EXERCISE OBJECTIVE: Return every record below exactly as written, but leave out the pictures.

EXTRACTED ENTRIES:
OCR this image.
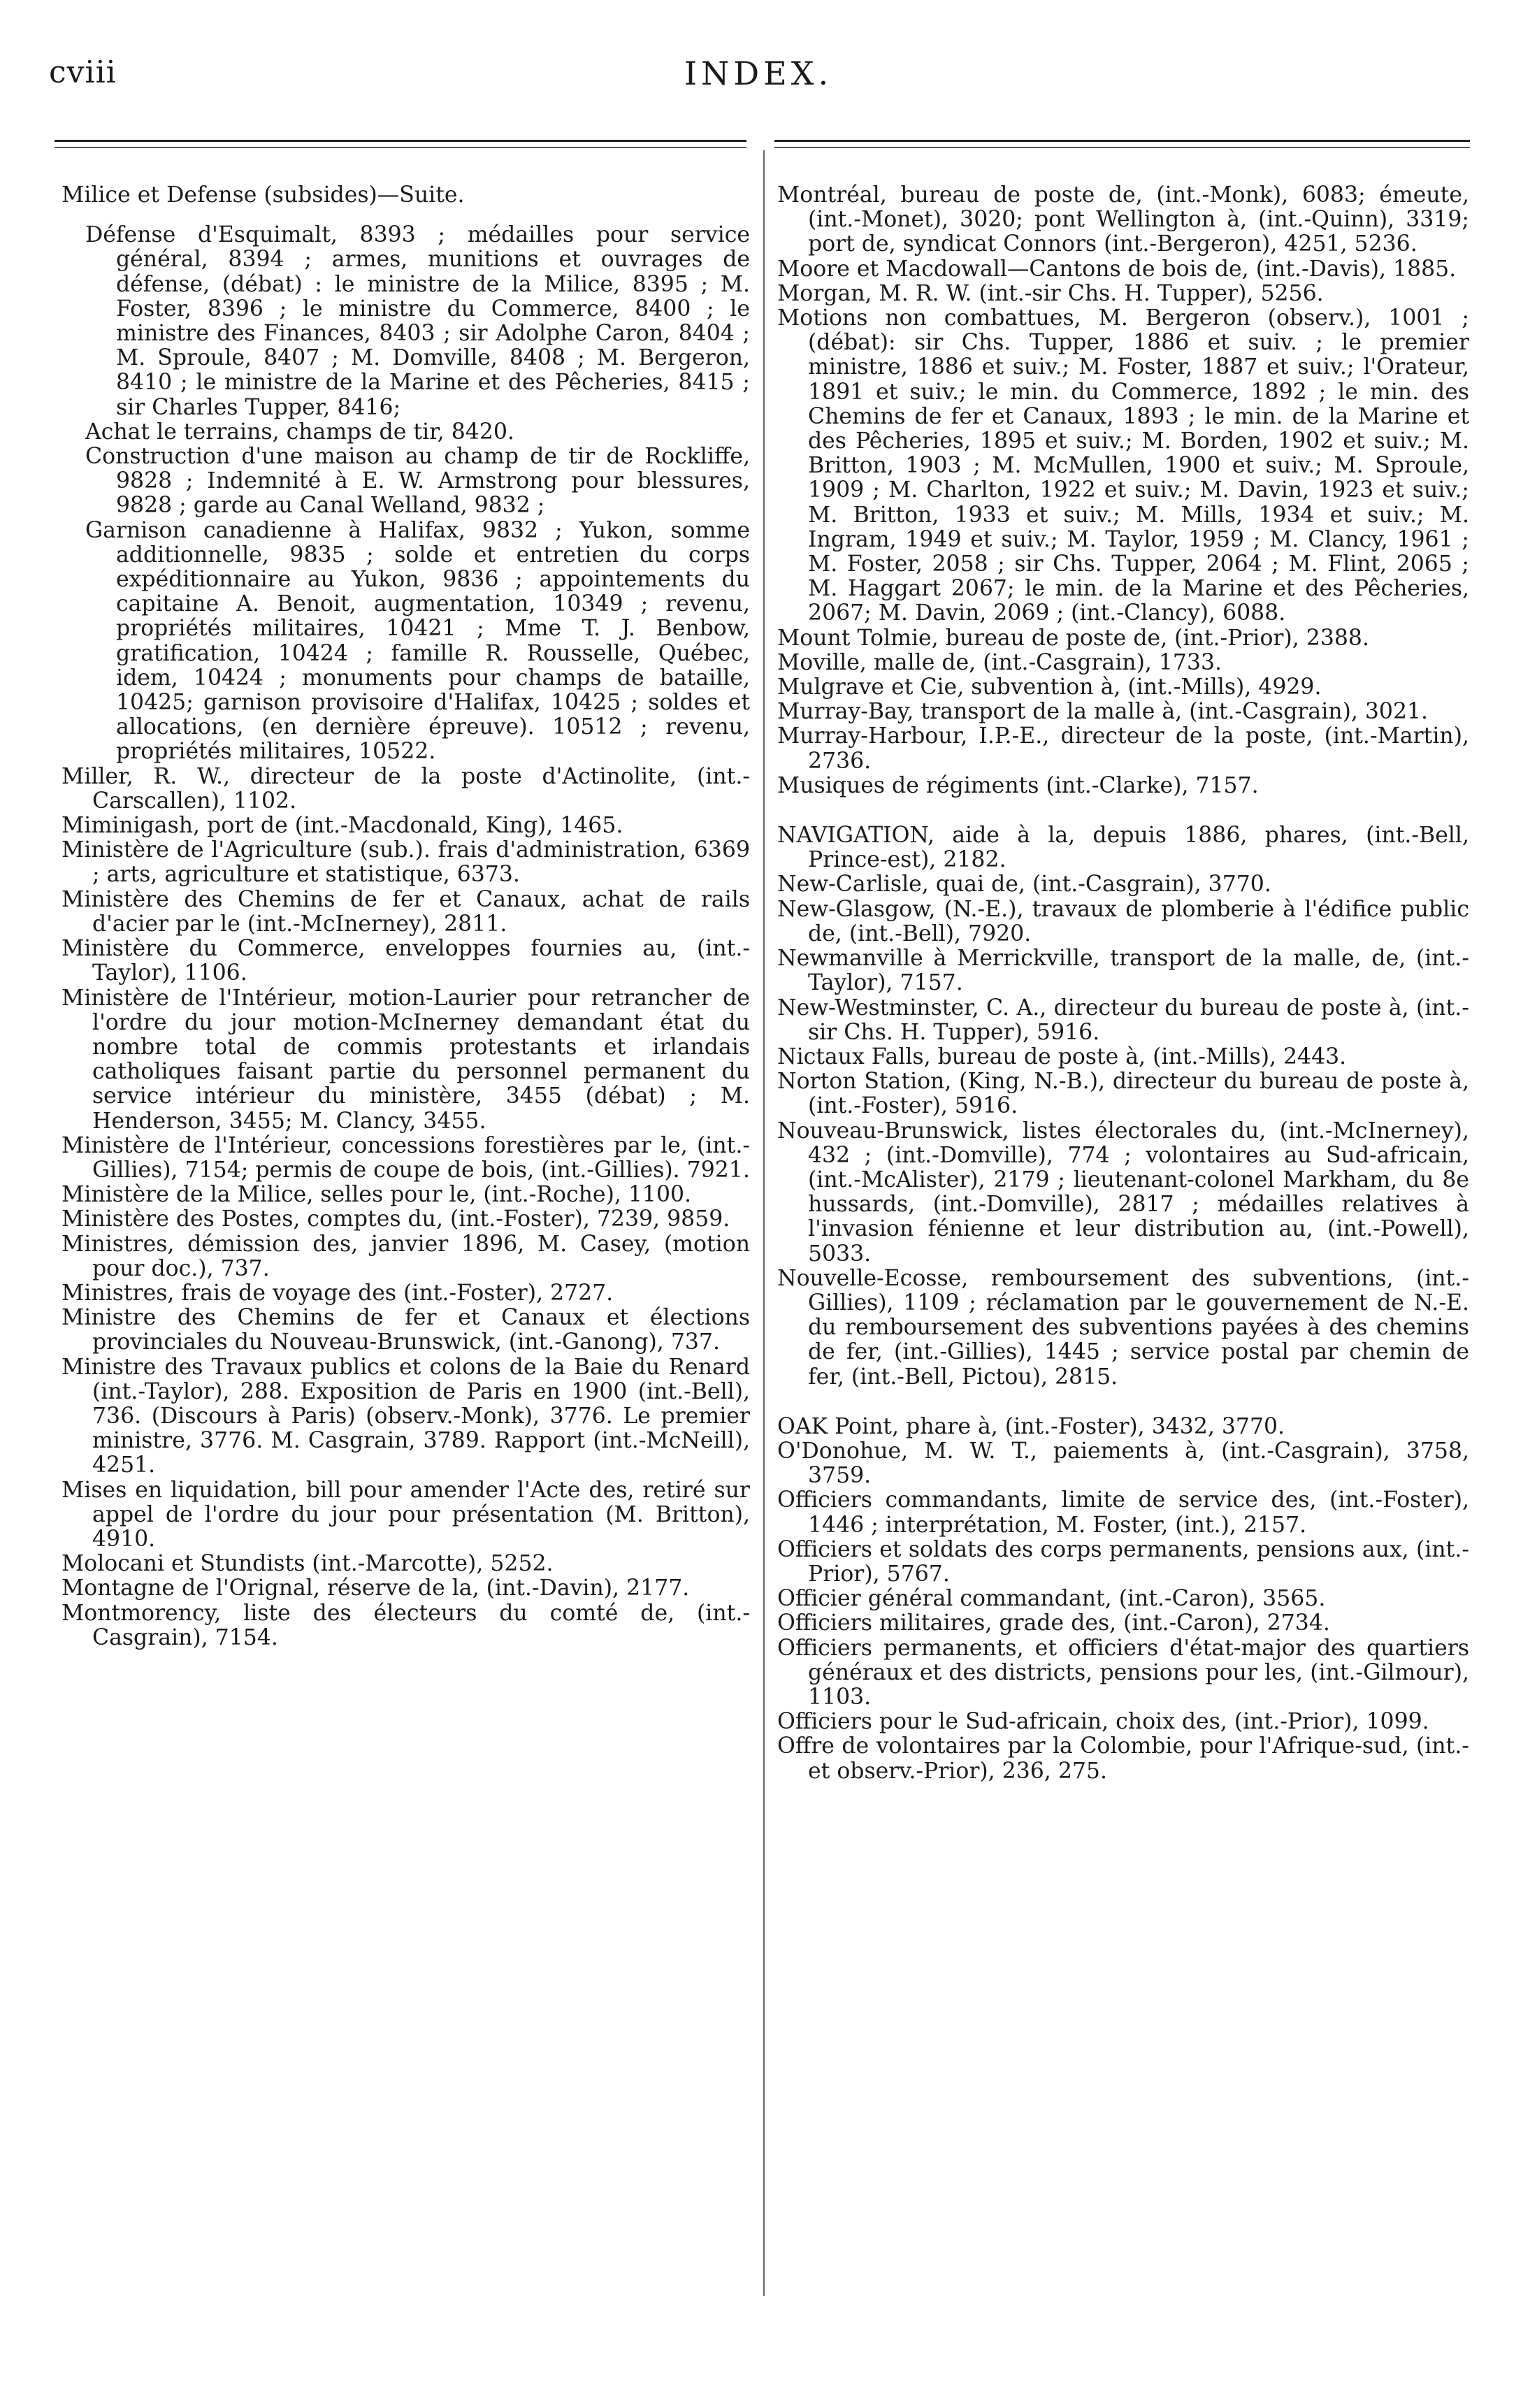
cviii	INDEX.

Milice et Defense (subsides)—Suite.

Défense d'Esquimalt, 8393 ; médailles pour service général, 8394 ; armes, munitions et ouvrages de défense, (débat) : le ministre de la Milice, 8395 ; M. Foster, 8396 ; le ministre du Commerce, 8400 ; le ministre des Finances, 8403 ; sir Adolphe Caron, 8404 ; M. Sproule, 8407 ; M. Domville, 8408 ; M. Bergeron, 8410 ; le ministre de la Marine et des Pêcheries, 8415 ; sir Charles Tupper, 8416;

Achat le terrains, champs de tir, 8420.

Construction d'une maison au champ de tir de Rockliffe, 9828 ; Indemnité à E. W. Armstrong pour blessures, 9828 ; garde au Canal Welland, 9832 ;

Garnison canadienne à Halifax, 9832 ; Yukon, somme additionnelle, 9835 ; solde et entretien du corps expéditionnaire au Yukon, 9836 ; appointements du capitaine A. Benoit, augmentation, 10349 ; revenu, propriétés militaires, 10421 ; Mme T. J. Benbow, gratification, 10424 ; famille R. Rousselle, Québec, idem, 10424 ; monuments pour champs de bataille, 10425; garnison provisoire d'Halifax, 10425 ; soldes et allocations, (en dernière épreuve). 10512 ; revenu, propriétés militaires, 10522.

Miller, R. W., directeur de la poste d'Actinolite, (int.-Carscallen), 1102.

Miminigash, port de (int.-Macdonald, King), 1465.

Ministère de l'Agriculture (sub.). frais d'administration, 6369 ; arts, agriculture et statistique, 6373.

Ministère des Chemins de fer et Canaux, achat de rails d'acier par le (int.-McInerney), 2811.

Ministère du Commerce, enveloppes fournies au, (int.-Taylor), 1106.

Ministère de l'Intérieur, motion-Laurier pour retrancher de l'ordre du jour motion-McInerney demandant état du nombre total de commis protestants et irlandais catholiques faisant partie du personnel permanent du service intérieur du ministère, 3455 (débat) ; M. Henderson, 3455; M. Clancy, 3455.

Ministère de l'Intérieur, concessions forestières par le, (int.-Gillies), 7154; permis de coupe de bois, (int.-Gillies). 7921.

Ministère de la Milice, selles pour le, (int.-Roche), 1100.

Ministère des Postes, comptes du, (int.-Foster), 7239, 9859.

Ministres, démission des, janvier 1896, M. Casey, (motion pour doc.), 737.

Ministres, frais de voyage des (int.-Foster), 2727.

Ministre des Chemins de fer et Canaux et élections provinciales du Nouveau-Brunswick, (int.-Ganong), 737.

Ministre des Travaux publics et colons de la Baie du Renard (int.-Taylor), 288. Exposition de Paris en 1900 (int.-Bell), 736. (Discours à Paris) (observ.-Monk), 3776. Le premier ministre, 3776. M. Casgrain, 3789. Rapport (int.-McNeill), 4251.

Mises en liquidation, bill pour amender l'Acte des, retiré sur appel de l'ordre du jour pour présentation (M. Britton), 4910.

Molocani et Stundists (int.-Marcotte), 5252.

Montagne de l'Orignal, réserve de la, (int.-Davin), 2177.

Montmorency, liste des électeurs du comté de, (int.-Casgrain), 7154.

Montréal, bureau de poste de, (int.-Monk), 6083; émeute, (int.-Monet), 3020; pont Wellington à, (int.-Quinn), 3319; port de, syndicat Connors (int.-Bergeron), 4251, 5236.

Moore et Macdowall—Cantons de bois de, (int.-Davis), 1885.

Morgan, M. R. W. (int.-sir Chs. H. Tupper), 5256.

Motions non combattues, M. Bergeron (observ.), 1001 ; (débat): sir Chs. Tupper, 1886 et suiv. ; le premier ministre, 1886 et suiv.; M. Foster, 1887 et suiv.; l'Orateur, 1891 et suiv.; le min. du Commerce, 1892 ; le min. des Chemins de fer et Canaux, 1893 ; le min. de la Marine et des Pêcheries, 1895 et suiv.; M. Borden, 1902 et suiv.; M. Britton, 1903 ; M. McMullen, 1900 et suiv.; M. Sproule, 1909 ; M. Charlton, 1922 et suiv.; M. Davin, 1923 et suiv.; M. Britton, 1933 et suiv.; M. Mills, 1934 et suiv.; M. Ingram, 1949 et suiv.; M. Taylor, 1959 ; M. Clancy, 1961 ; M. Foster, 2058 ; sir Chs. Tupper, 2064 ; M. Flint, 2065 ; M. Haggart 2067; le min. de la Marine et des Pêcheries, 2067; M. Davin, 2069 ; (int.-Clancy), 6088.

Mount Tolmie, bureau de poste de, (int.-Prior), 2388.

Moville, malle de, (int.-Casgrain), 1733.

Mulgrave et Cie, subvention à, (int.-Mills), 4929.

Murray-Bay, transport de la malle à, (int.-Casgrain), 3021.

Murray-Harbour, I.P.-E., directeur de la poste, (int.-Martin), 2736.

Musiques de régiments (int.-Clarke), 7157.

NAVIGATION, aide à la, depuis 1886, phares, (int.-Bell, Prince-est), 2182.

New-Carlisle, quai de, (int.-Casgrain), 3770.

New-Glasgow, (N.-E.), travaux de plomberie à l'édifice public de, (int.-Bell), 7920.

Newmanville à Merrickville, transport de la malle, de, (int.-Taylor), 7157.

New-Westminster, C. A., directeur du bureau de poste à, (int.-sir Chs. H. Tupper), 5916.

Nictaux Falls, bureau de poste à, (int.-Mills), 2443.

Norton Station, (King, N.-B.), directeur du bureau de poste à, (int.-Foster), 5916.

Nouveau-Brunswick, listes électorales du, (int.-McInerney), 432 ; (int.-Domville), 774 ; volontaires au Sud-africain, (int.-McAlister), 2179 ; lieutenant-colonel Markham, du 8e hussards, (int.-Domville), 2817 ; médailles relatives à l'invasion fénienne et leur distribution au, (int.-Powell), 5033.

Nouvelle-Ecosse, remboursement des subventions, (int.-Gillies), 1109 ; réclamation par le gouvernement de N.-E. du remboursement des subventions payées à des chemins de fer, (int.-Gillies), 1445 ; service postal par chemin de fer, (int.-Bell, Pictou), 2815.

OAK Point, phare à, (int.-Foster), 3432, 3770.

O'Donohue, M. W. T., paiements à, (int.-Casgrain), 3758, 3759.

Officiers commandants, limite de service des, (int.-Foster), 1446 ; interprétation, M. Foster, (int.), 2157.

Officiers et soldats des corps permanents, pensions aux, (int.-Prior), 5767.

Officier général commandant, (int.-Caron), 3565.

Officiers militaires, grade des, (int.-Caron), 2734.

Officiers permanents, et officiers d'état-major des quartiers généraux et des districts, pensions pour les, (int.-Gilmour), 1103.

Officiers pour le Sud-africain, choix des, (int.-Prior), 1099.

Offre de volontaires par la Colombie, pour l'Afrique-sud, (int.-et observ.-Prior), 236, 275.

RESULT:
OCR this image.
cviii	INDEX.

Milice et Defense (subsides)—Suite.

Défense d'Esquimalt, 8393 ; médailles pour service général, 8394 ; armes, munitions et ouvrages de défense, (débat) : le ministre de la Milice, 8395 ; M. Foster, 8396 ; le ministre du Commerce, 8400 ; le ministre des Finances, 8403 ; sir Adolphe Caron, 8404 ; M. Sproule, 8407 ; M. Domville, 8408 ; M. Bergeron, 8410 ; le ministre de la Marine et des Pêcheries, 8415 ; sir Charles Tupper, 8416;

Achat le terrains, champs de tir, 8420.

Construction d'une maison au champ de tir de Rockliffe, 9828 ; Indemnité à E. W. Armstrong pour blessures, 9828 ; garde au Canal Welland, 9832 ;

Garnison canadienne à Halifax, 9832 ; Yukon, somme additionnelle, 9835 ; solde et entretien du corps expéditionnaire au Yukon, 9836 ; appointements du capitaine A. Benoit, augmentation, 10349 ; revenu, propriétés militaires, 10421 ; Mme T. J. Benbow, gratification, 10424 ; famille R. Rousselle, Québec, idem, 10424 ; monuments pour champs de bataille, 10425; garnison provisoire d'Halifax, 10425 ; soldes et allocations, (en dernière épreuve). 10512 ; revenu, propriétés militaires, 10522.

Miller, R. W., directeur de la poste d'Actinolite, (int.-Carscallen), 1102.

Miminigash, port de (int.-Macdonald, King), 1465.

Ministère de l'Agriculture (sub.). frais d'administration, 6369 ; arts, agriculture et statistique, 6373.

Ministère des Chemins de fer et Canaux, achat de rails d'acier par le (int.-McInerney), 2811.

Ministère du Commerce, enveloppes fournies au, (int.-Taylor), 1106.

Ministère de l'Intérieur, motion-Laurier pour retrancher de l'ordre du jour motion-McInerney demandant état du nombre total de commis protestants et irlandais catholiques faisant partie du personnel permanent du service intérieur du ministère, 3455 (débat) ; M. Henderson, 3455; M. Clancy, 3455.

Ministère de l'Intérieur, concessions forestières par le, (int.-Gillies), 7154; permis de coupe de bois, (int.-Gillies). 7921.

Ministère de la Milice, selles pour le, (int.-Roche), 1100.

Ministère des Postes, comptes du, (int.-Foster), 7239, 9859.

Ministres, démission des, janvier 1896, M. Casey, (motion pour doc.), 737.

Ministres, frais de voyage des (int.-Foster), 2727.

Ministre des Chemins de fer et Canaux et élections provinciales du Nouveau-Brunswick, (int.-Ganong), 737.

Ministre des Travaux publics et colons de la Baie du Renard (int.-Taylor), 288. Exposition de Paris en 1900 (int.-Bell), 736. (Discours à Paris) (observ.-Monk), 3776. Le premier ministre, 3776. M. Casgrain, 3789. Rapport (int.-McNeill), 4251.

Mises en liquidation, bill pour amender l'Acte des, retiré sur appel de l'ordre du jour pour présentation (M. Britton), 4910.

Molocani et Stundists (int.-Marcotte), 5252.

Montagne de l'Orignal, réserve de la, (int.-Davin), 2177.

Montmorency, liste des électeurs du comté de, (int.-Casgrain), 7154.

Montréal, bureau de poste de, (int.-Monk), 6083; émeute, (int.-Monet), 3020; pont Wellington à, (int.-Quinn), 3319; port de, syndicat Connors (int.-Bergeron), 4251, 5236.

Moore et Macdowall—Cantons de bois de, (int.-Davis), 1885.

Morgan, M. R. W. (int.-sir Chs. H. Tupper), 5256.

Motions non combattues, M. Bergeron (observ.), 1001 ; (débat): sir Chs. Tupper, 1886 et suiv. ; le premier ministre, 1886 et suiv.; M. Foster, 1887 et suiv.; l'Orateur, 1891 et suiv.; le min. du Commerce, 1892 ; le min. des Chemins de fer et Canaux, 1893 ; le min. de la Marine et des Pêcheries, 1895 et suiv.; M. Borden, 1902 et suiv.; M. Britton, 1903 ; M. McMullen, 1900 et suiv.; M. Sproule, 1909 ; M. Charlton, 1922 et suiv.; M. Davin, 1923 et suiv.; M. Britton, 1933 et suiv.; M. Mills, 1934 et suiv.; M. Ingram, 1949 et suiv.; M. Taylor, 1959 ; M. Clancy, 1961 ; M. Foster, 2058 ; sir Chs. Tupper, 2064 ; M. Flint, 2065 ; M. Haggart 2067; le min. de la Marine et des Pêcheries, 2067; M. Davin, 2069 ; (int.-Clancy), 6088.

Mount Tolmie, bureau de poste de, (int.-Prior), 2388.

Moville, malle de, (int.-Casgrain), 1733.

Mulgrave et Cie, subvention à, (int.-Mills), 4929.

Murray-Bay, transport de la malle à, (int.-Casgrain), 3021.

Murray-Harbour, I.P.-E., directeur de la poste, (int.-Martin), 2736.

Musiques de régiments (int.-Clarke), 7157.

NAVIGATION, aide à la, depuis 1886, phares, (int.-Bell, Prince-est), 2182.

New-Carlisle, quai de, (int.-Casgrain), 3770.

New-Glasgow, (N.-E.), travaux de plomberie à l'édifice public de, (int.-Bell), 7920.

Newmanville à Merrickville, transport de la malle, de, (int.-Taylor), 7157.

New-Westminster, C. A., directeur du bureau de poste à, (int.-sir Chs. H. Tupper), 5916.

Nictaux Falls, bureau de poste à, (int.-Mills), 2443.

Norton Station, (King, N.-B.), directeur du bureau de poste à, (int.-Foster), 5916.

Nouveau-Brunswick, listes électorales du, (int.-McInerney), 432 ; (int.-Domville), 774 ; volontaires au Sud-africain, (int.-McAlister), 2179 ; lieutenant-colonel Markham, du 8e hussards, (int.-Domville), 2817 ; médailles relatives à l'invasion fénienne et leur distribution au, (int.-Powell), 5033.

Nouvelle-Ecosse, remboursement des subventions, (int.-Gillies), 1109 ; réclamation par le gouvernement de N.-E. du remboursement des subventions payées à des chemins de fer, (int.-Gillies), 1445 ; service postal par chemin de fer, (int.-Bell, Pictou), 2815.

OAK Point, phare à, (int.-Foster), 3432, 3770.

O'Donohue, M. W. T., paiements à, (int.-Casgrain), 3758, 3759.

Officiers commandants, limite de service des, (int.-Foster), 1446 ; interprétation, M. Foster, (int.), 2157.

Officiers et soldats des corps permanents, pensions aux, (int.-Prior), 5767.

Officier général commandant, (int.-Caron), 3565.

Officiers militaires, grade des, (int.-Caron), 2734.

Officiers permanents, et officiers d'état-major des quartiers généraux et des districts, pensions pour les, (int.-Gilmour), 1103.

Officiers pour le Sud-africain, choix des, (int.-Prior), 1099.

Offre de volontaires par la Colombie, pour l'Afrique-sud, (int.-et observ.-Prior), 236, 275.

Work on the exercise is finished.